PROBLEM REQUIREMENTS
Write out all of the data exactly as it appears.

(Extracted data entries)
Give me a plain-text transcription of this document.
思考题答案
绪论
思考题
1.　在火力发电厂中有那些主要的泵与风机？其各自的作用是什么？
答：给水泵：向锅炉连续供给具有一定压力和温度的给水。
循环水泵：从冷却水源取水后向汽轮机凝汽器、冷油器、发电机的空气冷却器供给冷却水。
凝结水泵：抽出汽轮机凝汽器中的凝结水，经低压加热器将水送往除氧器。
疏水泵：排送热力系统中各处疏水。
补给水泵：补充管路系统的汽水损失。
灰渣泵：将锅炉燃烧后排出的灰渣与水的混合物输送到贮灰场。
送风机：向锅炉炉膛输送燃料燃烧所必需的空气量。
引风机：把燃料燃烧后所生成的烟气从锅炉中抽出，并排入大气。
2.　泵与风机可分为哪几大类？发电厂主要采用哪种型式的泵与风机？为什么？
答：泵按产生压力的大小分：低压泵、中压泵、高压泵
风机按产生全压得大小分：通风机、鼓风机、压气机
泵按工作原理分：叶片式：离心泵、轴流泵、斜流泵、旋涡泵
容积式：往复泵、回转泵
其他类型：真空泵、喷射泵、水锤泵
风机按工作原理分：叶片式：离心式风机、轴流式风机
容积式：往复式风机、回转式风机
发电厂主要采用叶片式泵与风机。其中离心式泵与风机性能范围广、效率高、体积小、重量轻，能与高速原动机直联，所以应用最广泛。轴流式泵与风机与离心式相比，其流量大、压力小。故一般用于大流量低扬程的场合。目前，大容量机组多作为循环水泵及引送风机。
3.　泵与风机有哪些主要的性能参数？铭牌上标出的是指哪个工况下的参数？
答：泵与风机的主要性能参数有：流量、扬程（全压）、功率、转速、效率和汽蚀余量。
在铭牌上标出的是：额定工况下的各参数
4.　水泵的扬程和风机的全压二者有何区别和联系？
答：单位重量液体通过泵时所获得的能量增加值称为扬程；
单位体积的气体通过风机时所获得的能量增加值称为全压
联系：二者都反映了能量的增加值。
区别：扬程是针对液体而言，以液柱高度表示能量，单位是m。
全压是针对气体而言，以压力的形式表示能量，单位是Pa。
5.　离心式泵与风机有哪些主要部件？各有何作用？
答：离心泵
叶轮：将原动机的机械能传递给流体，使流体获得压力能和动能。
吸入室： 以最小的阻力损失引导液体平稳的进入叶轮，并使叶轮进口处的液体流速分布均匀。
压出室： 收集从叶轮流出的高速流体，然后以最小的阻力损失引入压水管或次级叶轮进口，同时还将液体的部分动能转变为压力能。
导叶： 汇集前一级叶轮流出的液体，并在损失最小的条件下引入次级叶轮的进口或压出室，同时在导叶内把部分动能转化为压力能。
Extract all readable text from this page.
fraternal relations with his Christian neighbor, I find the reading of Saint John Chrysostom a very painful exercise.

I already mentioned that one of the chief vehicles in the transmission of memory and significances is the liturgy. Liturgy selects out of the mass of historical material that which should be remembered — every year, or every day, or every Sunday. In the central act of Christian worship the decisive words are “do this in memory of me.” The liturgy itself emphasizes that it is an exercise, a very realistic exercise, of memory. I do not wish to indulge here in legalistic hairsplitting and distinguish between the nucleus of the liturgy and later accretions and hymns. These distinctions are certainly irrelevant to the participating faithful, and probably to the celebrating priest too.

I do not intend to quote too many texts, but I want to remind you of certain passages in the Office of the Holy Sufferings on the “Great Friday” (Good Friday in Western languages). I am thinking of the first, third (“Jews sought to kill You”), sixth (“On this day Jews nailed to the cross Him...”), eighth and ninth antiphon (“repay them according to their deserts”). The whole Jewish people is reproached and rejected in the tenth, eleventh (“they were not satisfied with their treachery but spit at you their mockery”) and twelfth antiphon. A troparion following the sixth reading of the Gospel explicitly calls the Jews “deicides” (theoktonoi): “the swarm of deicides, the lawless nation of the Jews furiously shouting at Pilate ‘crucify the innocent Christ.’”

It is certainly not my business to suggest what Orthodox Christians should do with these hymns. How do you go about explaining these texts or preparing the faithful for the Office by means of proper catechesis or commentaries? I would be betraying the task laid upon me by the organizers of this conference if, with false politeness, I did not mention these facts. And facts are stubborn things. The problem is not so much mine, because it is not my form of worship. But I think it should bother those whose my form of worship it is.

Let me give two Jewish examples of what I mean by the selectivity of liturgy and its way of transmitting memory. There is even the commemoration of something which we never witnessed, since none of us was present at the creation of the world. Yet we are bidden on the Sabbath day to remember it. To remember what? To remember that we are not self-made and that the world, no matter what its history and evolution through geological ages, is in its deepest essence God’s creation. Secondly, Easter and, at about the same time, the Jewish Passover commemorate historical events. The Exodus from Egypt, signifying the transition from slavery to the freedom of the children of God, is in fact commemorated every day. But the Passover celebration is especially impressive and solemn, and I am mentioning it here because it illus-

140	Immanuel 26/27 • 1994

RESULT BELOW
Give me a plain-text transcription of this document.
思考题答案
绪论
思考题
1.　在火力发电厂中有那些主要的泵与风机？其各自的作用是什么？
答：给水泵：向锅炉连续供给具有一定压力和温度的给水。
循环水泵：从冷却水源取水后向汽轮机凝汽器、冷油器、发电机的空气冷却器供给冷却水。
凝结水泵：抽出汽轮机凝汽器中的凝结水，经低压加热器将水送往除氧器。
疏水泵：排送热力系统中各处疏水。
补给水泵：补充管路系统的汽水损失。
灰渣泵：将锅炉燃烧后排出的灰渣与水的混合物输送到贮灰场。
送风机：向锅炉炉膛输送燃料燃烧所必需的空气量。
引风机：把燃料燃烧后所生成的烟气从锅炉中抽出，并排入大气。
2.　泵与风机可分为哪几大类？发电厂主要采用哪种型式的泵与风机？为什么？
答：泵按产生压力的大小分：低压泵、中压泵、高压泵
风机按产生全压得大小分：通风机、鼓风机、压气机
泵按工作原理分：叶片式：离心泵、轴流泵、斜流泵、旋涡泵
容积式：往复泵、回转泵
其他类型：真空泵、喷射泵、水锤泵
风机按工作原理分：叶片式：离心式风机、轴流式风机
容积式：往复式风机、回转式风机
发电厂主要采用叶片式泵与风机。其中离心式泵与风机性能范围广、效率高、体积小、重量轻，能与高速原动机直联，所以应用最广泛。轴流式泵与风机与离心式相比，其流量大、压力小。故一般用于大流量低扬程的场合。目前，大容量机组多作为循环水泵及引送风机。
3.　泵与风机有哪些主要的性能参数？铭牌上标出的是指哪个工况下的参数？
答：泵与风机的主要性能参数有：流量、扬程（全压）、功率、转速、效率和汽蚀余量。
在铭牌上标出的是：额定工况下的各参数
4.　水泵的扬程和风机的全压二者有何区别和联系？
答：单位重量液体通过泵时所获得的能量增加值称为扬程；
单位体积的气体通过风机时所获得的能量增加值称为全压
联系：二者都反映了能量的增加值。
区别：扬程是针对液体而言，以液柱高度表示能量，单位是m。
全压是针对气体而言，以压力的形式表示能量，单位是Pa。
5.　离心式泵与风机有哪些主要部件？各有何作用？
答：离心泵
叶轮：将原动机的机械能传递给流体，使流体获得压力能和动能。
吸入室： 以最小的阻力损失引导液体平稳的进入叶轮，并使叶轮进口处的液体流速分布均匀。
压出室： 收集从叶轮流出的高速流体，然后以最小的阻力损失引入压水管或次级叶轮进口，同时还将液体的部分动能转变为压力能。
导叶： 汇集前一级叶轮流出的液体，并在损失最小的条件下引入次级叶轮的进口或压出室，同时在导叶内把部分动能转化为压力能。
Extract all readable text from this page.
fraternal relations with his Christian neighbor, I find the reading of Saint John Chrysostom a very painful exercise.

I already mentioned that one of the chief vehicles in the transmission of memory and significances is the liturgy. Liturgy selects out of the mass of historical material that which should be remembered — every year, or every day, or every Sunday. In the central act of Christian worship the decisive words are “do this in memory of me.” The liturgy itself emphasizes that it is an exercise, a very realistic exercise, of memory. I do not wish to indulge here in legalistic hairsplitting and distinguish between the nucleus of the liturgy and later accretions and hymns. These distinctions are certainly irrelevant to the participating faithful, and probably to the celebrating priest too.

I do not intend to quote too many texts, but I want to remind you of certain passages in the Office of the Holy Sufferings on the “Great Friday” (Good Friday in Western languages). I am thinking of the first, third (“Jews sought to kill You”), sixth (“On this day Jews nailed to the cross Him...”), eighth and ninth antiphon (“repay them according to their deserts”). The whole Jewish people is reproached and rejected in the tenth, eleventh (“they were not satisfied with their treachery but spit at you their mockery”) and twelfth antiphon. A troparion following the sixth reading of the Gospel explicitly calls the Jews “deicides” (theoktonoi): “the swarm of deicides, the lawless nation of the Jews furiously shouting at Pilate ‘crucify the innocent Christ.’”

It is certainly not my business to suggest what Orthodox Christians should do with these hymns. How do you go about explaining these texts or preparing the faithful for the Office by means of proper catechesis or commentaries? I would be betraying the task laid upon me by the organizers of this conference if, with false politeness, I did not mention these facts. And facts are stubborn things. The problem is not so much mine, because it is not my form of worship. But I think it should bother those whose my form of worship it is.

Let me give two Jewish examples of what I mean by the selectivity of liturgy and its way of transmitting memory. There is even the commemoration of something which we never witnessed, since none of us was present at the creation of the world. Yet we are bidden on the Sabbath day to remember it. To remember what? To remember that we are not self-made and that the world, no matter what its history and evolution through geological ages, is in its deepest essence God’s creation. Secondly, Easter and, at about the same time, the Jewish Passover commemorate historical events. The Exodus from Egypt, signifying the transition from slavery to the freedom of the children of God, is in fact commemorated every day. But the Passover celebration is especially impressive and solemn, and I am mentioning it here because it illus-

140	Immanuel 26/27 • 1994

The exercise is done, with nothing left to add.